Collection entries

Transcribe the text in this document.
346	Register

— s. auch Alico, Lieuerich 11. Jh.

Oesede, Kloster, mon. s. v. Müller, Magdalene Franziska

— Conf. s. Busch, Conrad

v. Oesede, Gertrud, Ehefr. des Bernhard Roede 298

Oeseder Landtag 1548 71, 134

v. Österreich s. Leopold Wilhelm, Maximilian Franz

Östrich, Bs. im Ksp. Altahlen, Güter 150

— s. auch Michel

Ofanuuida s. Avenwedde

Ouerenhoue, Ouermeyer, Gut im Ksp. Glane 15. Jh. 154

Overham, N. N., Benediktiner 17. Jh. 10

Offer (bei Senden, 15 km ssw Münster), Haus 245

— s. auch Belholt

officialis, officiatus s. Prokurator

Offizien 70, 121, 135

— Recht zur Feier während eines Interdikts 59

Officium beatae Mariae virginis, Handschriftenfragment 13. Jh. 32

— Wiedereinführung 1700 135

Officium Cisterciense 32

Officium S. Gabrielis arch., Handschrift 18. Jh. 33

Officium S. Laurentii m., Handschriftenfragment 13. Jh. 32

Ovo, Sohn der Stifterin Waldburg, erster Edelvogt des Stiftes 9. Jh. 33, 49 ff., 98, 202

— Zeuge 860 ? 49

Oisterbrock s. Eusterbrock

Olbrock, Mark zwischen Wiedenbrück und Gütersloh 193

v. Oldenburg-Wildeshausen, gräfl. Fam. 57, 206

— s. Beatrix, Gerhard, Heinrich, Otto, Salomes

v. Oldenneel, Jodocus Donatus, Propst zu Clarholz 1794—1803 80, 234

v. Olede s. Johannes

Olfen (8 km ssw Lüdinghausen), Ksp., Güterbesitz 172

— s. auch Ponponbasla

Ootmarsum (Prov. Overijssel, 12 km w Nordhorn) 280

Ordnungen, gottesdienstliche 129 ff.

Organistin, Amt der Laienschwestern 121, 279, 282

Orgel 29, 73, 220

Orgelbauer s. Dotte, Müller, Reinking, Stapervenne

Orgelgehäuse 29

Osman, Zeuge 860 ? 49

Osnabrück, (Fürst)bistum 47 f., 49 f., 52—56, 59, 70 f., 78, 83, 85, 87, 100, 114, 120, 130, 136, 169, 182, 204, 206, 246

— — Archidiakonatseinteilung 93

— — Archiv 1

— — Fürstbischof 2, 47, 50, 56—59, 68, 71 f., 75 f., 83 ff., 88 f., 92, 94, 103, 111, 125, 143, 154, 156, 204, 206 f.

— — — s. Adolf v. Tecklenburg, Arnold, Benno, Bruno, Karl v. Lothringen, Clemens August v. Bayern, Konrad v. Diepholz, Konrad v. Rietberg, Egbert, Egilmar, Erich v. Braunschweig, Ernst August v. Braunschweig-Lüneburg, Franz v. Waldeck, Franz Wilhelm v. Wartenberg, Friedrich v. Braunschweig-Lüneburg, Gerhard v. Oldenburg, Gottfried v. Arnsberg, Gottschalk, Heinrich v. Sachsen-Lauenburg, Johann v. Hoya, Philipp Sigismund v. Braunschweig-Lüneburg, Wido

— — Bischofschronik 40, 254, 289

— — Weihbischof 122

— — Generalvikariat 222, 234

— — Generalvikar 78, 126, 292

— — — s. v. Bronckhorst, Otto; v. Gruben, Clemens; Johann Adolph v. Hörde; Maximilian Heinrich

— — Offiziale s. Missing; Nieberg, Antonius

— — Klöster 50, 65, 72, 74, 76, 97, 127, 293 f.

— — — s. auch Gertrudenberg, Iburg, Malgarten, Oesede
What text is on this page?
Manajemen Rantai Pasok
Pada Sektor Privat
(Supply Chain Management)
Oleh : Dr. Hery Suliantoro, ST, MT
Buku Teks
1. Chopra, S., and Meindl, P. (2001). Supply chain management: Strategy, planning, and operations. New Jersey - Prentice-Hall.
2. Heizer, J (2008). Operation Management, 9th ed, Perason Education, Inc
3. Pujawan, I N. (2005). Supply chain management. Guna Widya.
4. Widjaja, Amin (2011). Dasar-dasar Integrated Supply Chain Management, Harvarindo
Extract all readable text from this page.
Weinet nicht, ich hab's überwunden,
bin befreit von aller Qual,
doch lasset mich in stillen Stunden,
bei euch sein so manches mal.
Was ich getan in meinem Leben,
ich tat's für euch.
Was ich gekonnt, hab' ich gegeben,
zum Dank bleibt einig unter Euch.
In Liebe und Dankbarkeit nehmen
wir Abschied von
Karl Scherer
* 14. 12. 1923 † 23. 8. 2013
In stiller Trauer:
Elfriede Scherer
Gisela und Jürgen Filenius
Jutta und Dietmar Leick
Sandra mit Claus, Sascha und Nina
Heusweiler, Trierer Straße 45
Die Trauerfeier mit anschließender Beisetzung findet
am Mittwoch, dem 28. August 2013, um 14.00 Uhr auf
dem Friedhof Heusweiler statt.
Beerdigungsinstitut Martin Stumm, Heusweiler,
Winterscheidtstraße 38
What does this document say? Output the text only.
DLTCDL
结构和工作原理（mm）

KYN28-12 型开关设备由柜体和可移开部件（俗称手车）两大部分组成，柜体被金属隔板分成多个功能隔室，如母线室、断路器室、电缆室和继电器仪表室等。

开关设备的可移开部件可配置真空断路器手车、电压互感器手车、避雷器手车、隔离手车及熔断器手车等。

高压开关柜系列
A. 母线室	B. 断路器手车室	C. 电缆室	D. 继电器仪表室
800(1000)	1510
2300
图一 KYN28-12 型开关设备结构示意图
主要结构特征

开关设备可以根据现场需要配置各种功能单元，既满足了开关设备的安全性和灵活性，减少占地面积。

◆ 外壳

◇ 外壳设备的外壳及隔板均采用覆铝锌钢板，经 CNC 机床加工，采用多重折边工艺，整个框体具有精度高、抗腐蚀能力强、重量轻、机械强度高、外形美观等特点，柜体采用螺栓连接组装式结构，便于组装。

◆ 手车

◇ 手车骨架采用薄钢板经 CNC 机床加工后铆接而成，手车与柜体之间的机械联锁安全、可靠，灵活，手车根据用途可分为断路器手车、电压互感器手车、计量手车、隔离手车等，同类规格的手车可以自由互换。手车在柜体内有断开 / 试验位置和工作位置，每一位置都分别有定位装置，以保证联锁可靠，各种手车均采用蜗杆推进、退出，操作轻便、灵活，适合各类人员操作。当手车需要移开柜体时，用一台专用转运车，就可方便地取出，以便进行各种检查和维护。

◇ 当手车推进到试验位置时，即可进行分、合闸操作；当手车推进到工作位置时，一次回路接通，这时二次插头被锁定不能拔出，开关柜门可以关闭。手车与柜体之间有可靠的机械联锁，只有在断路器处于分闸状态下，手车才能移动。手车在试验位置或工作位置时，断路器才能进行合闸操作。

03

▶ **WHAT YOU WILL DO**
Would you reproduce the material above in full, exactly as given?

▶ **TASK RESPONSE**
Transcribe the text in this document.
346	Register

— s. auch Alico, Lieuerich 11. Jh.

Oesede, Kloster, mon. s. v. Müller, Magdalene Franziska

— Conf. s. Busch, Conrad

v. Oesede, Gertrud, Ehefr. des Bernhard Roede 298

Oeseder Landtag 1548 71, 134

v. Österreich s. Leopold Wilhelm, Maximilian Franz

Östrich, Bs. im Ksp. Altahlen, Güter 150

— s. auch Michel

Ofanuuida s. Avenwedde

Ouerenhoue, Ouermeyer, Gut im Ksp. Glane 15. Jh. 154

Overham, N. N., Benediktiner 17. Jh. 10

Offer (bei Senden, 15 km ssw Münster), Haus 245

— s. auch Belholt

officialis, officiatus s. Prokurator

Offizien 70, 121, 135

— Recht zur Feier während eines Interdikts 59

Officium beatae Mariae virginis, Handschriftenfragment 13. Jh. 32

— Wiedereinführung 1700 135

Officium Cisterciense 32

Officium S. Gabrielis arch., Handschrift 18. Jh. 33

Officium S. Laurentii m., Handschriftenfragment 13. Jh. 32

Ovo, Sohn der Stifterin Waldburg, erster Edelvogt des Stiftes 9. Jh. 33, 49 ff., 98, 202

— Zeuge 860 ? 49

Oisterbrock s. Eusterbrock

Olbrock, Mark zwischen Wiedenbrück und Gütersloh 193

v. Oldenburg-Wildeshausen, gräfl. Fam. 57, 206

— s. Beatrix, Gerhard, Heinrich, Otto, Salomes

v. Oldenneel, Jodocus Donatus, Propst zu Clarholz 1794—1803 80, 234

v. Olede s. Johannes

Olfen (8 km ssw Lüdinghausen), Ksp., Güterbesitz 172

— s. auch Ponponbasla

Ootmarsum (Prov. Overijssel, 12 km w Nordhorn) 280

Ordnungen, gottesdienstliche 129 ff.

Organistin, Amt der Laienschwestern 121, 279, 282

Orgel 29, 73, 220

Orgelbauer s. Dotte, Müller, Reinking, Stapervenne

Orgelgehäuse 29

Osman, Zeuge 860 ? 49

Osnabrück, (Fürst)bistum 47 f., 49 f., 52—56, 59, 70 f., 78, 83, 85, 87, 100, 114, 120, 130, 136, 169, 182, 204, 206, 246

— — Archidiakonatseinteilung 93

— — Archiv 1

— — Fürstbischof 2, 47, 50, 56—59, 68, 71 f., 75 f., 83 ff., 88 f., 92, 94, 103, 111, 125, 143, 154, 156, 204, 206 f.

— — — s. Adolf v. Tecklenburg, Arnold, Benno, Bruno, Karl v. Lothringen, Clemens August v. Bayern, Konrad v. Diepholz, Konrad v. Rietberg, Egbert, Egilmar, Erich v. Braunschweig, Ernst August v. Braunschweig-Lüneburg, Franz v. Waldeck, Franz Wilhelm v. Wartenberg, Friedrich v. Braunschweig-Lüneburg, Gerhard v. Oldenburg, Gottfried v. Arnsberg, Gottschalk, Heinrich v. Sachsen-Lauenburg, Johann v. Hoya, Philipp Sigismund v. Braunschweig-Lüneburg, Wido

— — Bischofschronik 40, 254, 289

— — Weihbischof 122

— — Generalvikariat 222, 234

— — Generalvikar 78, 126, 292

— — — s. v. Bronckhorst, Otto; v. Gruben, Clemens; Johann Adolph v. Hörde; Maximilian Heinrich

— — Offiziale s. Missing; Nieberg, Antonius

— — Klöster 50, 65, 72, 74, 76, 97, 127, 293 f.

— — — s. auch Gertrudenberg, Iburg, Malgarten, Oesede
What text is on this page?
Manajemen Rantai Pasok
Pada Sektor Privat
(Supply Chain Management)
Oleh : Dr. Hery Suliantoro, ST, MT
Buku Teks
1. Chopra, S., and Meindl, P. (2001). Supply chain management: Strategy, planning, and operations. New Jersey - Prentice-Hall.
2. Heizer, J (2008). Operation Management, 9th ed, Perason Education, Inc
3. Pujawan, I N. (2005). Supply chain management. Guna Widya.
4. Widjaja, Amin (2011). Dasar-dasar Integrated Supply Chain Management, Harvarindo
Extract all readable text from this page.
Weinet nicht, ich hab's überwunden,
bin befreit von aller Qual,
doch lasset mich in stillen Stunden,
bei euch sein so manches mal.
Was ich getan in meinem Leben,
ich tat's für euch.
Was ich gekonnt, hab' ich gegeben,
zum Dank bleibt einig unter Euch.
In Liebe und Dankbarkeit nehmen
wir Abschied von
Karl Scherer
* 14. 12. 1923 † 23. 8. 2013
In stiller Trauer:
Elfriede Scherer
Gisela und Jürgen Filenius
Jutta und Dietmar Leick
Sandra mit Claus, Sascha und Nina
Heusweiler, Trierer Straße 45
Die Trauerfeier mit anschließender Beisetzung findet
am Mittwoch, dem 28. August 2013, um 14.00 Uhr auf
dem Friedhof Heusweiler statt.
Beerdigungsinstitut Martin Stumm, Heusweiler,
Winterscheidtstraße 38
What does this document say? Output the text only.
DLTCDL
结构和工作原理（mm）

KYN28-12 型开关设备由柜体和可移开部件（俗称手车）两大部分组成，柜体被金属隔板分成多个功能隔室，如母线室、断路器室、电缆室和继电器仪表室等。

开关设备的可移开部件可配置真空断路器手车、电压互感器手车、避雷器手车、隔离手车及熔断器手车等。

高压开关柜系列
A. 母线室	B. 断路器手车室	C. 电缆室	D. 继电器仪表室
800(1000)	1510
2300
图一 KYN28-12 型开关设备结构示意图
主要结构特征

开关设备可以根据现场需要配置各种功能单元，既满足了开关设备的安全性和灵活性，减少占地面积。

◆ 外壳

◇ 外壳设备的外壳及隔板均采用覆铝锌钢板，经 CNC 机床加工，采用多重折边工艺，整个框体具有精度高、抗腐蚀能力强、重量轻、机械强度高、外形美观等特点，柜体采用螺栓连接组装式结构，便于组装。

◆ 手车

◇ 手车骨架采用薄钢板经 CNC 机床加工后铆接而成，手车与柜体之间的机械联锁安全、可靠，灵活，手车根据用途可分为断路器手车、电压互感器手车、计量手车、隔离手车等，同类规格的手车可以自由互换。手车在柜体内有断开 / 试验位置和工作位置，每一位置都分别有定位装置，以保证联锁可靠，各种手车均采用蜗杆推进、退出，操作轻便、灵活，适合各类人员操作。当手车需要移开柜体时，用一台专用转运车，就可方便地取出，以便进行各种检查和维护。

◇ 当手车推进到试验位置时，即可进行分、合闸操作；当手车推进到工作位置时，一次回路接通，这时二次插头被锁定不能拔出，开关柜门可以关闭。手车与柜体之间有可靠的机械联锁，只有在断路器处于分闸状态下，手车才能移动。手车在试验位置或工作位置时，断路器才能进行合闸操作。

03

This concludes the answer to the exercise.